[Raw records]
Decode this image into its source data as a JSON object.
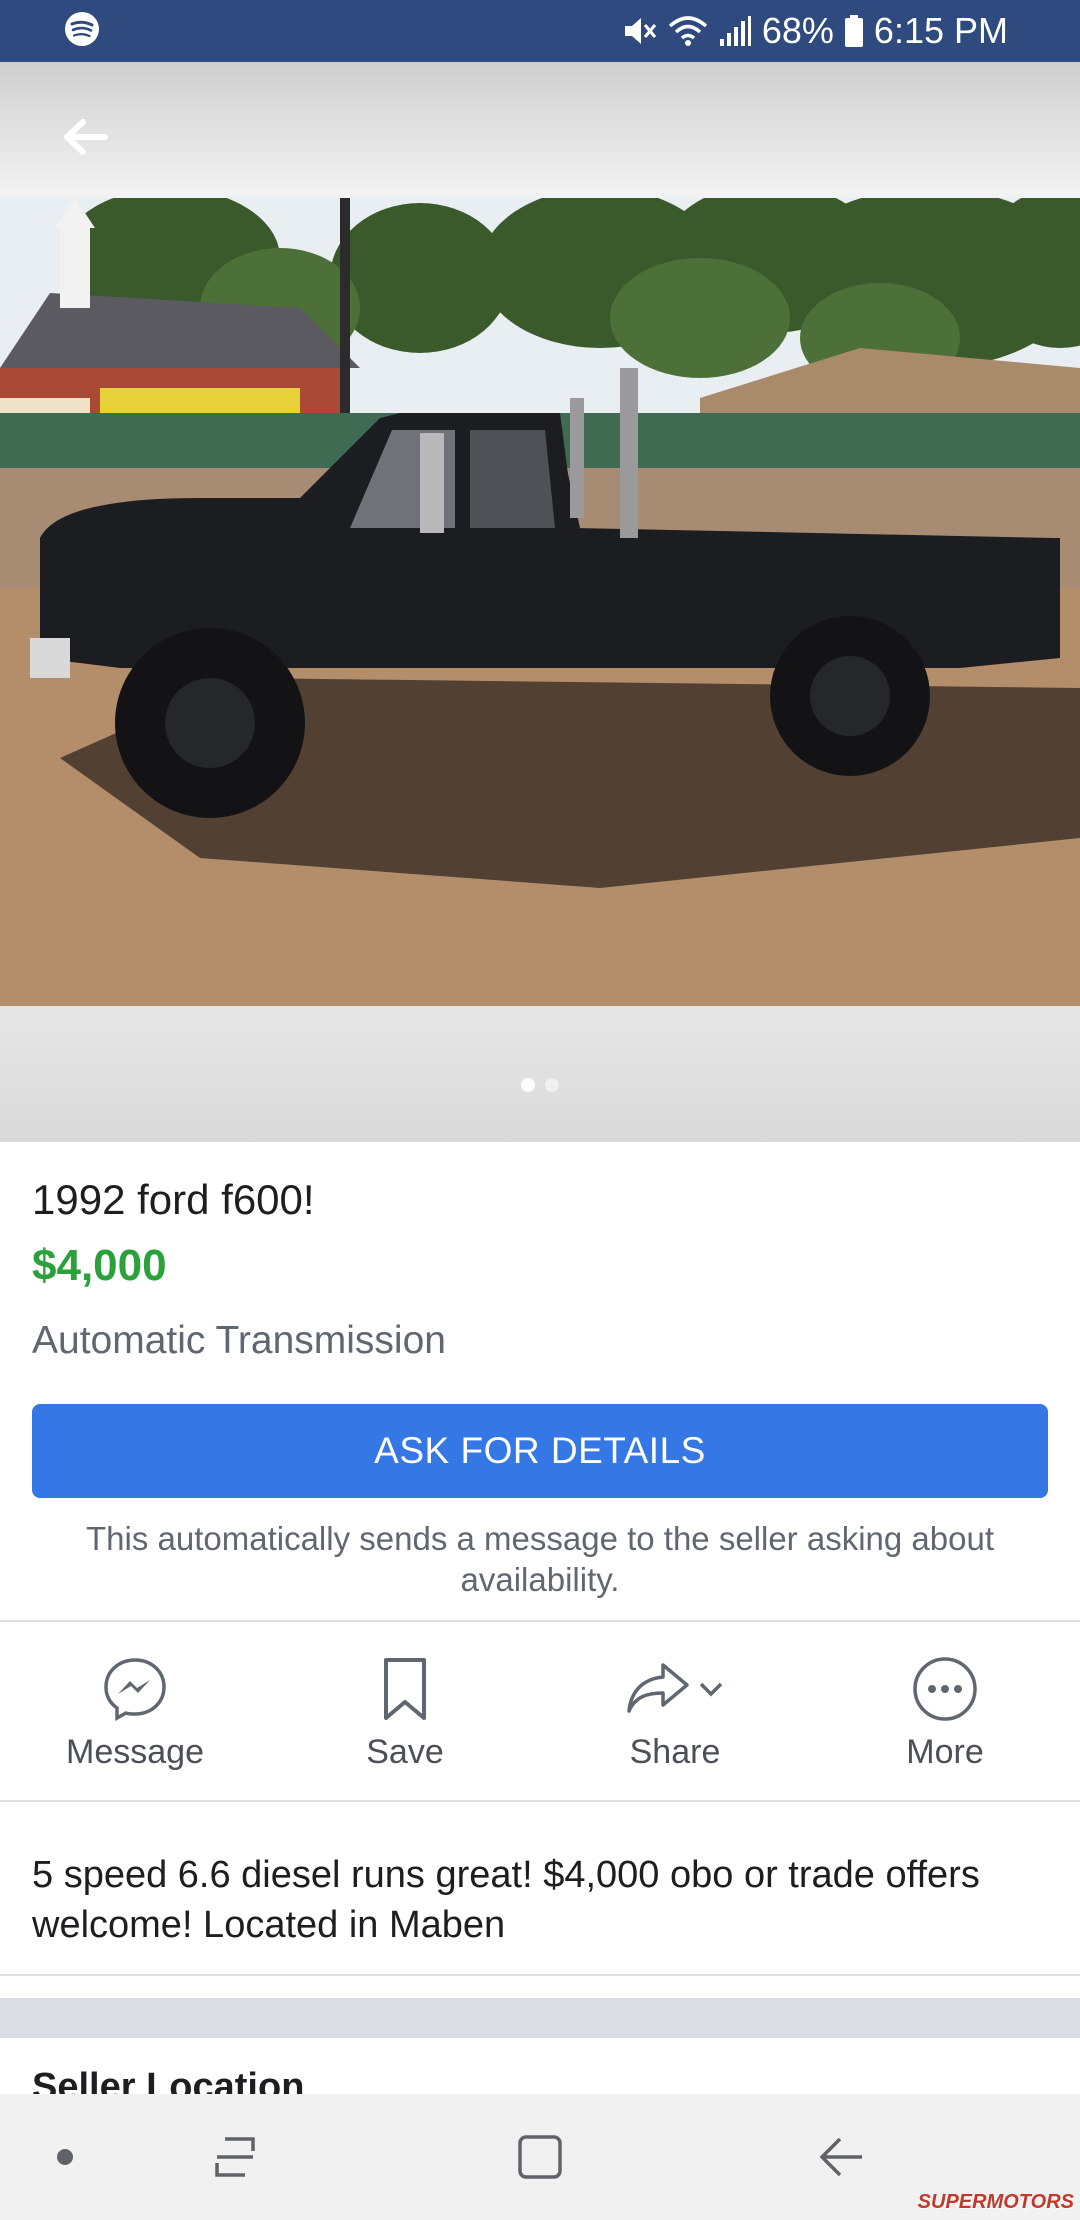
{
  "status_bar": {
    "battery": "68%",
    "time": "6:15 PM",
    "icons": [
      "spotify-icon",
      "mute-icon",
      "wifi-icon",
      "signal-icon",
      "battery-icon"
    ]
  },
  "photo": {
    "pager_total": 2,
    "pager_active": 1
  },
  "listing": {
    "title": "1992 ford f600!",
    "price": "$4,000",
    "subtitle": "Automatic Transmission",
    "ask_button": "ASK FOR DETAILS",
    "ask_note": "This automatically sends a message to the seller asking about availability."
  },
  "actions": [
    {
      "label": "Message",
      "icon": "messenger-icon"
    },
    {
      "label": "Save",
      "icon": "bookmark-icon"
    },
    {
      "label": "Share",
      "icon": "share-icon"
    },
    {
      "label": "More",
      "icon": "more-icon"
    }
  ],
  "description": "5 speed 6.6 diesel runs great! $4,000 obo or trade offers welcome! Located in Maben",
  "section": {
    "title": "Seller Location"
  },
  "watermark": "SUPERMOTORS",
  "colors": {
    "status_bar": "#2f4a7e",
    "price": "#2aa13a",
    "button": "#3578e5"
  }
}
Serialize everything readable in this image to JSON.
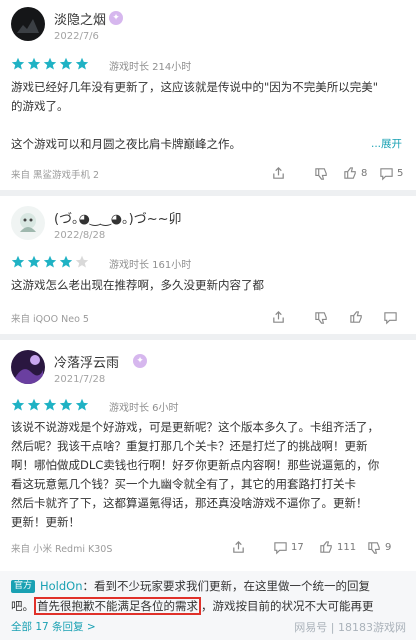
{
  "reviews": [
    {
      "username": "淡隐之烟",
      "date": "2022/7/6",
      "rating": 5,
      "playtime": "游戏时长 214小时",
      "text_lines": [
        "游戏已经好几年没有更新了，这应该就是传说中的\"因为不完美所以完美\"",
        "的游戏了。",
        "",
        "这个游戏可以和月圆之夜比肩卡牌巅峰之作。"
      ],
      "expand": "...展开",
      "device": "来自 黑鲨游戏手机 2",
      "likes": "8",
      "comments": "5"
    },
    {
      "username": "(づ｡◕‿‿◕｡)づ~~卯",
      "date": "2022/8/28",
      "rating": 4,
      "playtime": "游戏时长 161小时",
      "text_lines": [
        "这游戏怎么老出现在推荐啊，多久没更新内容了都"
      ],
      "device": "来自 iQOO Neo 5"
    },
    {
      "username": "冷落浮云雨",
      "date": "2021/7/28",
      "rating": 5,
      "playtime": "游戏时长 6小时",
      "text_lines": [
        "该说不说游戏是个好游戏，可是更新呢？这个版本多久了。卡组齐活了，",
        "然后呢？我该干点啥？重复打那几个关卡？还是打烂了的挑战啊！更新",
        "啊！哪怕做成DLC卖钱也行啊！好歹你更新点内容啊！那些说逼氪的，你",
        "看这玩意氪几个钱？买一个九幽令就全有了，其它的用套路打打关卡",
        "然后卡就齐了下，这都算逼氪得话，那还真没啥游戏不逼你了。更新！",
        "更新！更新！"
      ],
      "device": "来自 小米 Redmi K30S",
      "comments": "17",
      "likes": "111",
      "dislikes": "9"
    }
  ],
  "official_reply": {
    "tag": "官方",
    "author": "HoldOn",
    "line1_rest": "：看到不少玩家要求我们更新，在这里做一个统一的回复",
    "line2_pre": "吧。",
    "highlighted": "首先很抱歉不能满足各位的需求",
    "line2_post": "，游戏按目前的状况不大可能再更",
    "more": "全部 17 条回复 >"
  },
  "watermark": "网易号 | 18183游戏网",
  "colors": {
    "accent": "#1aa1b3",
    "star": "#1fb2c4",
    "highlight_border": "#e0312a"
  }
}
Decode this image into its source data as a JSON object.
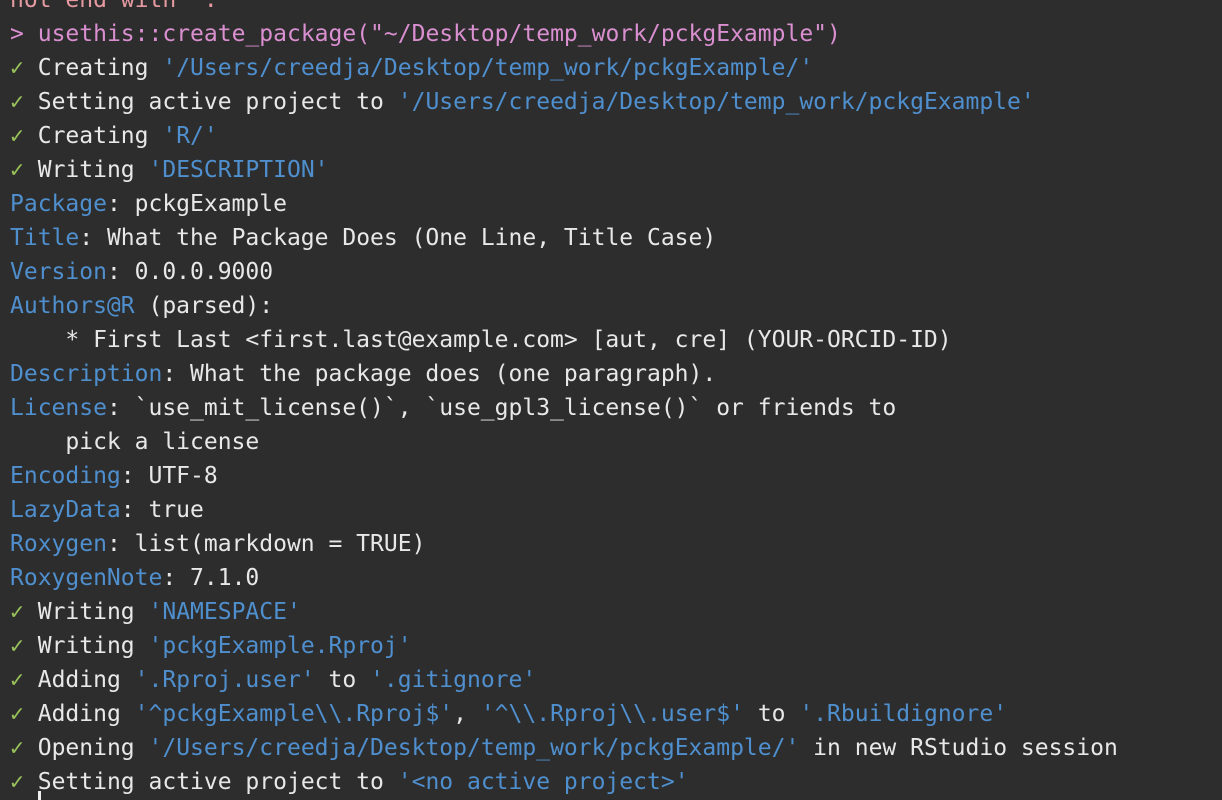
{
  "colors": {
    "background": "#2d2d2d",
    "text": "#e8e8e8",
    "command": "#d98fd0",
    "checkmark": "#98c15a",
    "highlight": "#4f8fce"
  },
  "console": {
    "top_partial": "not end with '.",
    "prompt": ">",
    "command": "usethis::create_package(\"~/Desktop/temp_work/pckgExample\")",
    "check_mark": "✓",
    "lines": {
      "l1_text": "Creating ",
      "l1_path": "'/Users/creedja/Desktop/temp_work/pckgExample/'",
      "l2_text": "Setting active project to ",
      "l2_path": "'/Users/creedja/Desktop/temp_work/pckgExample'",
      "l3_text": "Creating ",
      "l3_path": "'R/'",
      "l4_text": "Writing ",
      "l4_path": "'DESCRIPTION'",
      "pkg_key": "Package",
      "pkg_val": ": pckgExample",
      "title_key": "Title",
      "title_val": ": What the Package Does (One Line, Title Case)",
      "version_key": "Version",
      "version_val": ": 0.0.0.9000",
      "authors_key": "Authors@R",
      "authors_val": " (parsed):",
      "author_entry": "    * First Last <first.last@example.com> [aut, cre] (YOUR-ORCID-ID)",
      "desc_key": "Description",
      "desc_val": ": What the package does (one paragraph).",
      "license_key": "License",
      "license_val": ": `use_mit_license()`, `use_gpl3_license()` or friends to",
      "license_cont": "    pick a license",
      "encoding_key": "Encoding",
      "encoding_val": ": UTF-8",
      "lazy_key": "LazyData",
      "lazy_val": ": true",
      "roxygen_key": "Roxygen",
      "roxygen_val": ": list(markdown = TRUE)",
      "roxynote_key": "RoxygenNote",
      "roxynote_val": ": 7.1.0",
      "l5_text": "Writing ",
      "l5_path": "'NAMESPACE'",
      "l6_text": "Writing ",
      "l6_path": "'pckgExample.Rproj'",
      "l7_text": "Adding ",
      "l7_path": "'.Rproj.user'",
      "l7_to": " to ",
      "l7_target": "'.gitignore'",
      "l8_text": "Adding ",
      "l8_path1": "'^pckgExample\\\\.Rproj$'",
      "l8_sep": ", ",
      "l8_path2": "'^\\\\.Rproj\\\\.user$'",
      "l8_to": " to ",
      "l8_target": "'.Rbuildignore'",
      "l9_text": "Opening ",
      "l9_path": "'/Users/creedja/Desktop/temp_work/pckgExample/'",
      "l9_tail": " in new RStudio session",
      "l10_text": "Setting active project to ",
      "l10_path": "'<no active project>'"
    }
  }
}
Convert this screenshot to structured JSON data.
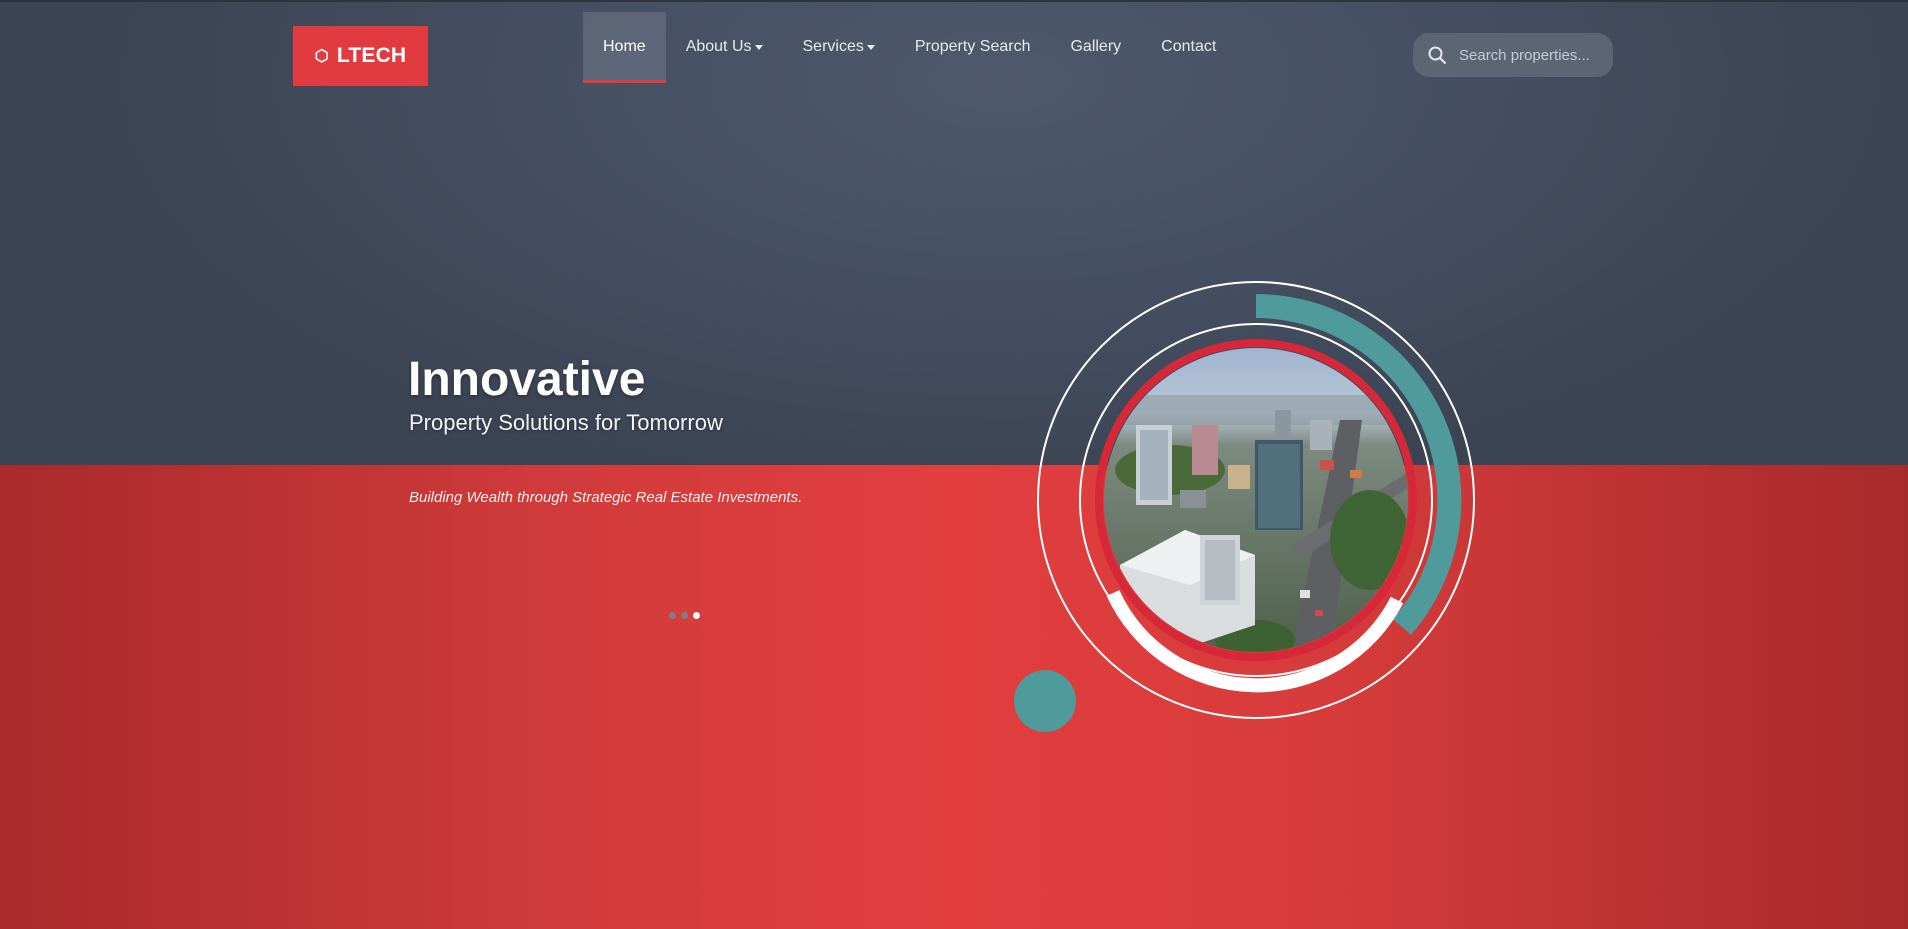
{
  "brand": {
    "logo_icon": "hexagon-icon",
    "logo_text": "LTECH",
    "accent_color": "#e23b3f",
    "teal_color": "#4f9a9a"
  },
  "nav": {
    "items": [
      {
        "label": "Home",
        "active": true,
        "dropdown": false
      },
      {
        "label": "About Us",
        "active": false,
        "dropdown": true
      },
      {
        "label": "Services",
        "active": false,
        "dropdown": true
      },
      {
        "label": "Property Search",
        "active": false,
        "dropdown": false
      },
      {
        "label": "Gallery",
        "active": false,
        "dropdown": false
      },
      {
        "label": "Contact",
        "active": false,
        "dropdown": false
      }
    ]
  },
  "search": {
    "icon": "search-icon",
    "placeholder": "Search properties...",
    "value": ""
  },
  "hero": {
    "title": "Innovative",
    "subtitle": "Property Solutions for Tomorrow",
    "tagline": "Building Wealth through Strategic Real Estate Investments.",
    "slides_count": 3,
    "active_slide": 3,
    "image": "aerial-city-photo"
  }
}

Exercise aim: The listing above needs to be output again exactly. Don't include the pictures.

Answer to this task:
Decode this image into its source data as a JSON object.
{
  "status_bar": {
    "battery": "68%",
    "time": "6:15 PM",
    "icons": [
      "spotify-icon",
      "mute-icon",
      "wifi-icon",
      "signal-icon",
      "battery-icon"
    ]
  },
  "photo": {
    "pager_total": 2,
    "pager_active": 1
  },
  "listing": {
    "title": "1992 ford f600!",
    "price": "$4,000",
    "subtitle": "Automatic Transmission",
    "ask_button": "ASK FOR DETAILS",
    "ask_note": "This automatically sends a message to the seller asking about availability."
  },
  "actions": [
    {
      "label": "Message",
      "icon": "messenger-icon"
    },
    {
      "label": "Save",
      "icon": "bookmark-icon"
    },
    {
      "label": "Share",
      "icon": "share-icon"
    },
    {
      "label": "More",
      "icon": "more-icon"
    }
  ],
  "description": "5 speed 6.6 diesel runs great! $4,000 obo or trade offers welcome! Located in Maben",
  "section": {
    "title": "Seller Location"
  },
  "watermark": "SUPERMOTORS",
  "colors": {
    "status_bar": "#2f4a7e",
    "price": "#2aa13a",
    "button": "#3578e5"
  }
}
Serialize everything readable in this image to JSON.
{
  "reviews": [
    {
      "username": "淡隐之烟",
      "date": "2022/7/6",
      "rating": 5,
      "playtime": "游戏时长 214小时",
      "text_lines": [
        "游戏已经好几年没有更新了，这应该就是传说中的\"因为不完美所以完美\"",
        "的游戏了。",
        "",
        "这个游戏可以和月圆之夜比肩卡牌巅峰之作。"
      ],
      "expand": "...展开",
      "device": "来自 黑鲨游戏手机 2",
      "likes": "8",
      "comments": "5"
    },
    {
      "username": "(づ｡◕‿‿◕｡)づ~~卯",
      "date": "2022/8/28",
      "rating": 4,
      "playtime": "游戏时长 161小时",
      "text_lines": [
        "这游戏怎么老出现在推荐啊，多久没更新内容了都"
      ],
      "device": "来自 iQOO Neo 5"
    },
    {
      "username": "冷落浮云雨",
      "date": "2021/7/28",
      "rating": 5,
      "playtime": "游戏时长 6小时",
      "text_lines": [
        "该说不说游戏是个好游戏，可是更新呢？这个版本多久了。卡组齐活了，",
        "然后呢？我该干点啥？重复打那几个关卡？还是打烂了的挑战啊！更新",
        "啊！哪怕做成DLC卖钱也行啊！好歹你更新点内容啊！那些说逼氪的，你",
        "看这玩意氪几个钱？买一个九幽令就全有了，其它的用套路打打关卡",
        "然后卡就齐了下，这都算逼氪得话，那还真没啥游戏不逼你了。更新！",
        "更新！更新！"
      ],
      "device": "来自 小米 Redmi K30S",
      "comments": "17",
      "likes": "111",
      "dislikes": "9"
    }
  ],
  "official_reply": {
    "tag": "官方",
    "author": "HoldOn",
    "line1_rest": "：看到不少玩家要求我们更新，在这里做一个统一的回复",
    "line2_pre": "吧。",
    "highlighted": "首先很抱歉不能满足各位的需求",
    "line2_post": "，游戏按目前的状况不大可能再更",
    "more": "全部 17 条回复 >"
  },
  "watermark": "网易号 | 18183游戏网",
  "colors": {
    "accent": "#1aa1b3",
    "star": "#1fb2c4",
    "highlight_border": "#e0312a"
  }
}
Decode this image into its source data as a JSON object.
{
  "colors": {
    "background": "#2d2d2d",
    "text": "#e8e8e8",
    "command": "#d98fd0",
    "checkmark": "#98c15a",
    "highlight": "#4f8fce"
  },
  "console": {
    "top_partial": "not end with '.",
    "prompt": ">",
    "command": "usethis::create_package(\"~/Desktop/temp_work/pckgExample\")",
    "check_mark": "✓",
    "lines": {
      "l1_text": "Creating ",
      "l1_path": "'/Users/creedja/Desktop/temp_work/pckgExample/'",
      "l2_text": "Setting active project to ",
      "l2_path": "'/Users/creedja/Desktop/temp_work/pckgExample'",
      "l3_text": "Creating ",
      "l3_path": "'R/'",
      "l4_text": "Writing ",
      "l4_path": "'DESCRIPTION'",
      "pkg_key": "Package",
      "pkg_val": ": pckgExample",
      "title_key": "Title",
      "title_val": ": What the Package Does (One Line, Title Case)",
      "version_key": "Version",
      "version_val": ": 0.0.0.9000",
      "authors_key": "Authors@R",
      "authors_val": " (parsed):",
      "author_entry": "    * First Last <first.last@example.com> [aut, cre] (YOUR-ORCID-ID)",
      "desc_key": "Description",
      "desc_val": ": What the package does (one paragraph).",
      "license_key": "License",
      "license_val": ": `use_mit_license()`, `use_gpl3_license()` or friends to",
      "license_cont": "    pick a license",
      "encoding_key": "Encoding",
      "encoding_val": ": UTF-8",
      "lazy_key": "LazyData",
      "lazy_val": ": true",
      "roxygen_key": "Roxygen",
      "roxygen_val": ": list(markdown = TRUE)",
      "roxynote_key": "RoxygenNote",
      "roxynote_val": ": 7.1.0",
      "l5_text": "Writing ",
      "l5_path": "'NAMESPACE'",
      "l6_text": "Writing ",
      "l6_path": "'pckgExample.Rproj'",
      "l7_text": "Adding ",
      "l7_path": "'.Rproj.user'",
      "l7_to": " to ",
      "l7_target": "'.gitignore'",
      "l8_text": "Adding ",
      "l8_path1": "'^pckgExample\\\\.Rproj$'",
      "l8_sep": ", ",
      "l8_path2": "'^\\\\.Rproj\\\\.user$'",
      "l8_to": " to ",
      "l8_target": "'.Rbuildignore'",
      "l9_text": "Opening ",
      "l9_path": "'/Users/creedja/Desktop/temp_work/pckgExample/'",
      "l9_tail": " in new RStudio session",
      "l10_text": "Setting active project to ",
      "l10_path": "'<no active project>'"
    }
  }
}
Convert this screenshot to structured JSON data.
{
  "brand": {
    "logo_icon": "hexagon-icon",
    "logo_text": "LTECH",
    "accent_color": "#e23b3f",
    "teal_color": "#4f9a9a"
  },
  "nav": {
    "items": [
      {
        "label": "Home",
        "active": true,
        "dropdown": false
      },
      {
        "label": "About Us",
        "active": false,
        "dropdown": true
      },
      {
        "label": "Services",
        "active": false,
        "dropdown": true
      },
      {
        "label": "Property Search",
        "active": false,
        "dropdown": false
      },
      {
        "label": "Gallery",
        "active": false,
        "dropdown": false
      },
      {
        "label": "Contact",
        "active": false,
        "dropdown": false
      }
    ]
  },
  "search": {
    "icon": "search-icon",
    "placeholder": "Search properties...",
    "value": ""
  },
  "hero": {
    "title": "Innovative",
    "subtitle": "Property Solutions for Tomorrow",
    "tagline": "Building Wealth through Strategic Real Estate Investments.",
    "slides_count": 3,
    "active_slide": 3,
    "image": "aerial-city-photo"
  }
}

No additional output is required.